### TASK OBJECTIVE
Quote the data below in full, please, without altering anything.

### Records contained in a dataset
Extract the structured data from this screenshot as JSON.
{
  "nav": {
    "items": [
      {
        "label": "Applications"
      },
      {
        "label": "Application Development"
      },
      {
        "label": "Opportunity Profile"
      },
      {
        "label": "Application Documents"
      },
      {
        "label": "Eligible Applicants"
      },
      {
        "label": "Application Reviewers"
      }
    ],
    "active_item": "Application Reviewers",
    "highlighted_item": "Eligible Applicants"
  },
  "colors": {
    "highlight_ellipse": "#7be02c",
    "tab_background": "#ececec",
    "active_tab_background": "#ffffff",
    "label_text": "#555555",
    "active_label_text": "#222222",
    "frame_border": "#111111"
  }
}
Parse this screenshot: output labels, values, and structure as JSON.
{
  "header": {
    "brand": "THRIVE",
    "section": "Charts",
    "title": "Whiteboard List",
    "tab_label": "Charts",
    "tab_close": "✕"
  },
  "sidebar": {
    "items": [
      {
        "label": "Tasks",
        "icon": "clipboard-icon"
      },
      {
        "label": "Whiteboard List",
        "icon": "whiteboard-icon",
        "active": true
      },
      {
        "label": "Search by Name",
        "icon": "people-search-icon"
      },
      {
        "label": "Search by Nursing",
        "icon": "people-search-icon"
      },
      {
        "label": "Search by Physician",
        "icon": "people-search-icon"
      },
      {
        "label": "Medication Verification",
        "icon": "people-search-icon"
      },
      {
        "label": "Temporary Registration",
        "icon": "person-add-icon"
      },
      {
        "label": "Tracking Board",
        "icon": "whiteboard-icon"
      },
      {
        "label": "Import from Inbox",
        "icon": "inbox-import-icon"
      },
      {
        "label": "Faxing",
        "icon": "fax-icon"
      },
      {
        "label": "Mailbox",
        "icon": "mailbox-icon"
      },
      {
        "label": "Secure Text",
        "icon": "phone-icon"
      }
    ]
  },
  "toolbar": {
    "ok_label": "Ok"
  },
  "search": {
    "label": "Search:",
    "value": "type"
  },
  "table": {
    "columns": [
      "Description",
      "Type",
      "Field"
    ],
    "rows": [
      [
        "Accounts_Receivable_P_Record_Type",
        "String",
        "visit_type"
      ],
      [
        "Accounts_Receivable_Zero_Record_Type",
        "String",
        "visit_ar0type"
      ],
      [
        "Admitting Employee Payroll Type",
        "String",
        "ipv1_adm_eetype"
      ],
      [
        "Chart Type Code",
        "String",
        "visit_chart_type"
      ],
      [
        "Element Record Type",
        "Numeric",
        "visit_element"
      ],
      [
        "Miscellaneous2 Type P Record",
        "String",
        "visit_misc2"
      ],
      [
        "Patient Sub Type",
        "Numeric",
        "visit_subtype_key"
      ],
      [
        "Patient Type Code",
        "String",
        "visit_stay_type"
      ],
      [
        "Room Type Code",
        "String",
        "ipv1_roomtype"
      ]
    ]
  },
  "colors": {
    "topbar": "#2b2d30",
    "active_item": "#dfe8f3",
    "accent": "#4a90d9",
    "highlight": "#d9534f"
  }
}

### ANSWER BELOW
Extract the structured data from this screenshot as JSON.
{
  "nav": {
    "items": [
      {
        "label": "Applications"
      },
      {
        "label": "Application Development"
      },
      {
        "label": "Opportunity Profile"
      },
      {
        "label": "Application Documents"
      },
      {
        "label": "Eligible Applicants"
      },
      {
        "label": "Application Reviewers"
      }
    ],
    "active_item": "Application Reviewers",
    "highlighted_item": "Eligible Applicants"
  },
  "colors": {
    "highlight_ellipse": "#7be02c",
    "tab_background": "#ececec",
    "active_tab_background": "#ffffff",
    "label_text": "#555555",
    "active_label_text": "#222222",
    "frame_border": "#111111"
  }
}
Parse this screenshot: output labels, values, and structure as JSON.
{
  "header": {
    "brand": "THRIVE",
    "section": "Charts",
    "title": "Whiteboard List",
    "tab_label": "Charts",
    "tab_close": "✕"
  },
  "sidebar": {
    "items": [
      {
        "label": "Tasks",
        "icon": "clipboard-icon"
      },
      {
        "label": "Whiteboard List",
        "icon": "whiteboard-icon",
        "active": true
      },
      {
        "label": "Search by Name",
        "icon": "people-search-icon"
      },
      {
        "label": "Search by Nursing",
        "icon": "people-search-icon"
      },
      {
        "label": "Search by Physician",
        "icon": "people-search-icon"
      },
      {
        "label": "Medication Verification",
        "icon": "people-search-icon"
      },
      {
        "label": "Temporary Registration",
        "icon": "person-add-icon"
      },
      {
        "label": "Tracking Board",
        "icon": "whiteboard-icon"
      },
      {
        "label": "Import from Inbox",
        "icon": "inbox-import-icon"
      },
      {
        "label": "Faxing",
        "icon": "fax-icon"
      },
      {
        "label": "Mailbox",
        "icon": "mailbox-icon"
      },
      {
        "label": "Secure Text",
        "icon": "phone-icon"
      }
    ]
  },
  "toolbar": {
    "ok_label": "Ok"
  },
  "search": {
    "label": "Search:",
    "value": "type"
  },
  "table": {
    "columns": [
      "Description",
      "Type",
      "Field"
    ],
    "rows": [
      [
        "Accounts_Receivable_P_Record_Type",
        "String",
        "visit_type"
      ],
      [
        "Accounts_Receivable_Zero_Record_Type",
        "String",
        "visit_ar0type"
      ],
      [
        "Admitting Employee Payroll Type",
        "String",
        "ipv1_adm_eetype"
      ],
      [
        "Chart Type Code",
        "String",
        "visit_chart_type"
      ],
      [
        "Element Record Type",
        "Numeric",
        "visit_element"
      ],
      [
        "Miscellaneous2 Type P Record",
        "String",
        "visit_misc2"
      ],
      [
        "Patient Sub Type",
        "Numeric",
        "visit_subtype_key"
      ],
      [
        "Patient Type Code",
        "String",
        "visit_stay_type"
      ],
      [
        "Room Type Code",
        "String",
        "ipv1_roomtype"
      ]
    ]
  },
  "colors": {
    "topbar": "#2b2d30",
    "active_item": "#dfe8f3",
    "accent": "#4a90d9",
    "highlight": "#d9534f"
  }
}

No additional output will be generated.